WHAT IS REQUIRED:
Leaving the pictures aside, transcribe every line below exactly.

SUPPLIED MATERIAL:
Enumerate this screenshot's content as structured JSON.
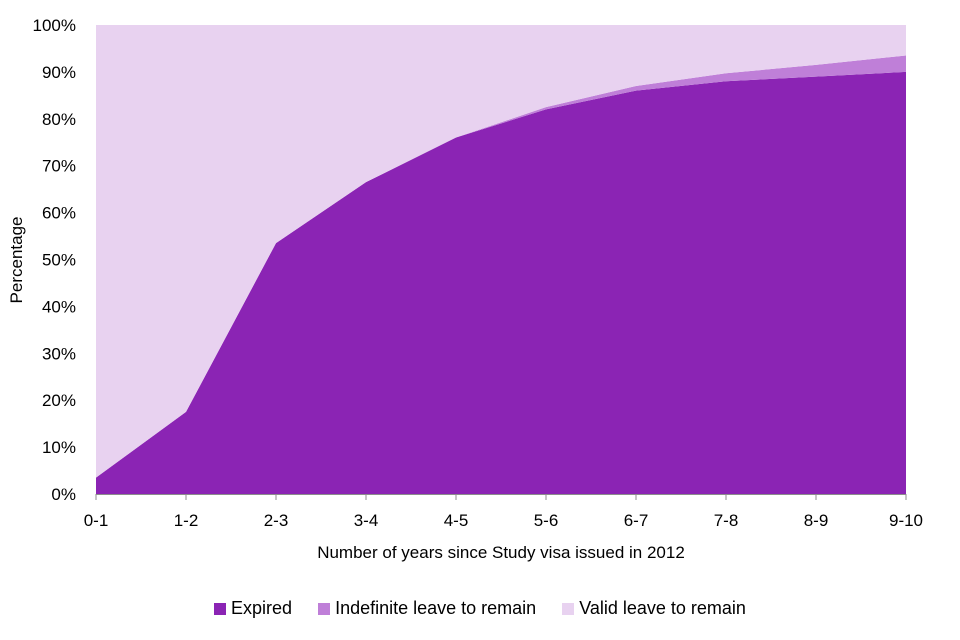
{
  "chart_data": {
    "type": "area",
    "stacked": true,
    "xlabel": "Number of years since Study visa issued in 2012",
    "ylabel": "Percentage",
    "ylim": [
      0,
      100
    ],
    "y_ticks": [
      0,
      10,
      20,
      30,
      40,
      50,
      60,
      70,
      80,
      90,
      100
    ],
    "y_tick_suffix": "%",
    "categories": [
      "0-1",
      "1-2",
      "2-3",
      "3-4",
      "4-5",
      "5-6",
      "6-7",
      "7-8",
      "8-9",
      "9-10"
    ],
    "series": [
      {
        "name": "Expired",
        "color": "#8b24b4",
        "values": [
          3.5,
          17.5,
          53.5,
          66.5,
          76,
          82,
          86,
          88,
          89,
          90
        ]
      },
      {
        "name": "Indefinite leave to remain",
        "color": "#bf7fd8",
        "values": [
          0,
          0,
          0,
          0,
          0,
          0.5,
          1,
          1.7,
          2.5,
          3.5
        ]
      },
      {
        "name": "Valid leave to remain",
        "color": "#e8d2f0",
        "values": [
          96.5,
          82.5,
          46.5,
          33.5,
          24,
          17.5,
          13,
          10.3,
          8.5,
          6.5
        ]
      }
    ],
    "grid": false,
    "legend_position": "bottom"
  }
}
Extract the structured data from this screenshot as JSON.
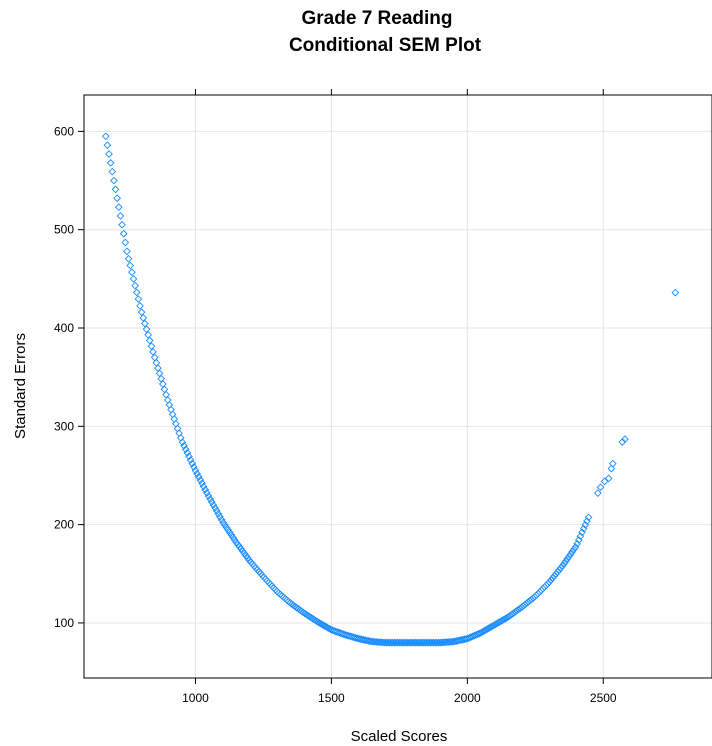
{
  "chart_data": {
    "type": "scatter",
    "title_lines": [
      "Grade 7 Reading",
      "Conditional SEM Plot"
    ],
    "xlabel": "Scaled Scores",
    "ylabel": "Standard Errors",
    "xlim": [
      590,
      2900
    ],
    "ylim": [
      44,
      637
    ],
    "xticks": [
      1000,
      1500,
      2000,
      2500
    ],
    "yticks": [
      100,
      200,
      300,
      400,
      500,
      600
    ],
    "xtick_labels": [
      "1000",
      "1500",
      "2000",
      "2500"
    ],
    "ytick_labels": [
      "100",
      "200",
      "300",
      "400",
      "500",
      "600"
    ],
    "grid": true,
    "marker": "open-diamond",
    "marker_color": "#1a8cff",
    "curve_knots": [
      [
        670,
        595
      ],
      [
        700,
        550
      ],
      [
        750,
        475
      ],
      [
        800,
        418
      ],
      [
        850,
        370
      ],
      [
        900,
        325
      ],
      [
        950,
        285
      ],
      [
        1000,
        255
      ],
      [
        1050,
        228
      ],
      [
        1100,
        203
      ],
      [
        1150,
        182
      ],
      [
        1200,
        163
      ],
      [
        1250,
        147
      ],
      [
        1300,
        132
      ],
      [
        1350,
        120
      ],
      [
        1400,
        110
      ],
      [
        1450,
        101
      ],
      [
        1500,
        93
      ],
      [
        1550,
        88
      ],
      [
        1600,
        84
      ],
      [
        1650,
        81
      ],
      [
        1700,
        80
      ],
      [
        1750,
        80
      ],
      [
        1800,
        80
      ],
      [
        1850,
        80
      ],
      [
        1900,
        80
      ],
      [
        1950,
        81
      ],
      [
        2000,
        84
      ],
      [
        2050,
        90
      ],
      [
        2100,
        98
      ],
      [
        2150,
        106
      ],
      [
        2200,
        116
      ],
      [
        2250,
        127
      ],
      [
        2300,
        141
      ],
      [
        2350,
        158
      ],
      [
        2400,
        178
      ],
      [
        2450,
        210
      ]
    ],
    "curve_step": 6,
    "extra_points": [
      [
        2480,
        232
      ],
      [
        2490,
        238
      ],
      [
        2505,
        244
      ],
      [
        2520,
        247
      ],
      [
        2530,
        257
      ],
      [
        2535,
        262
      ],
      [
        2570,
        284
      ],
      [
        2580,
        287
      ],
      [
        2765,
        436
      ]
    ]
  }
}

COMPLETED TASK:
Enumerate this screenshot's content as structured JSON.
{
  "chart_data": {
    "type": "area",
    "stacked": true,
    "xlabel": "Number of years since Study visa issued in 2012",
    "ylabel": "Percentage",
    "ylim": [
      0,
      100
    ],
    "y_ticks": [
      0,
      10,
      20,
      30,
      40,
      50,
      60,
      70,
      80,
      90,
      100
    ],
    "y_tick_suffix": "%",
    "categories": [
      "0-1",
      "1-2",
      "2-3",
      "3-4",
      "4-5",
      "5-6",
      "6-7",
      "7-8",
      "8-9",
      "9-10"
    ],
    "series": [
      {
        "name": "Expired",
        "color": "#8b24b4",
        "values": [
          3.5,
          17.5,
          53.5,
          66.5,
          76,
          82,
          86,
          88,
          89,
          90
        ]
      },
      {
        "name": "Indefinite leave to remain",
        "color": "#bf7fd8",
        "values": [
          0,
          0,
          0,
          0,
          0,
          0.5,
          1,
          1.7,
          2.5,
          3.5
        ]
      },
      {
        "name": "Valid leave to remain",
        "color": "#e8d2f0",
        "values": [
          96.5,
          82.5,
          46.5,
          33.5,
          24,
          17.5,
          13,
          10.3,
          8.5,
          6.5
        ]
      }
    ],
    "grid": false,
    "legend_position": "bottom"
  }
}
Extract the structured data from this screenshot as JSON.
{
  "chart_data": {
    "type": "scatter",
    "title_lines": [
      "Grade 7 Reading",
      "Conditional SEM Plot"
    ],
    "xlabel": "Scaled Scores",
    "ylabel": "Standard Errors",
    "xlim": [
      590,
      2900
    ],
    "ylim": [
      44,
      637
    ],
    "xticks": [
      1000,
      1500,
      2000,
      2500
    ],
    "yticks": [
      100,
      200,
      300,
      400,
      500,
      600
    ],
    "xtick_labels": [
      "1000",
      "1500",
      "2000",
      "2500"
    ],
    "ytick_labels": [
      "100",
      "200",
      "300",
      "400",
      "500",
      "600"
    ],
    "grid": true,
    "marker": "open-diamond",
    "marker_color": "#1a8cff",
    "curve_knots": [
      [
        670,
        595
      ],
      [
        700,
        550
      ],
      [
        750,
        475
      ],
      [
        800,
        418
      ],
      [
        850,
        370
      ],
      [
        900,
        325
      ],
      [
        950,
        285
      ],
      [
        1000,
        255
      ],
      [
        1050,
        228
      ],
      [
        1100,
        203
      ],
      [
        1150,
        182
      ],
      [
        1200,
        163
      ],
      [
        1250,
        147
      ],
      [
        1300,
        132
      ],
      [
        1350,
        120
      ],
      [
        1400,
        110
      ],
      [
        1450,
        101
      ],
      [
        1500,
        93
      ],
      [
        1550,
        88
      ],
      [
        1600,
        84
      ],
      [
        1650,
        81
      ],
      [
        1700,
        80
      ],
      [
        1750,
        80
      ],
      [
        1800,
        80
      ],
      [
        1850,
        80
      ],
      [
        1900,
        80
      ],
      [
        1950,
        81
      ],
      [
        2000,
        84
      ],
      [
        2050,
        90
      ],
      [
        2100,
        98
      ],
      [
        2150,
        106
      ],
      [
        2200,
        116
      ],
      [
        2250,
        127
      ],
      [
        2300,
        141
      ],
      [
        2350,
        158
      ],
      [
        2400,
        178
      ],
      [
        2450,
        210
      ]
    ],
    "curve_step": 6,
    "extra_points": [
      [
        2480,
        232
      ],
      [
        2490,
        238
      ],
      [
        2505,
        244
      ],
      [
        2520,
        247
      ],
      [
        2530,
        257
      ],
      [
        2535,
        262
      ],
      [
        2570,
        284
      ],
      [
        2580,
        287
      ],
      [
        2765,
        436
      ]
    ]
  }
}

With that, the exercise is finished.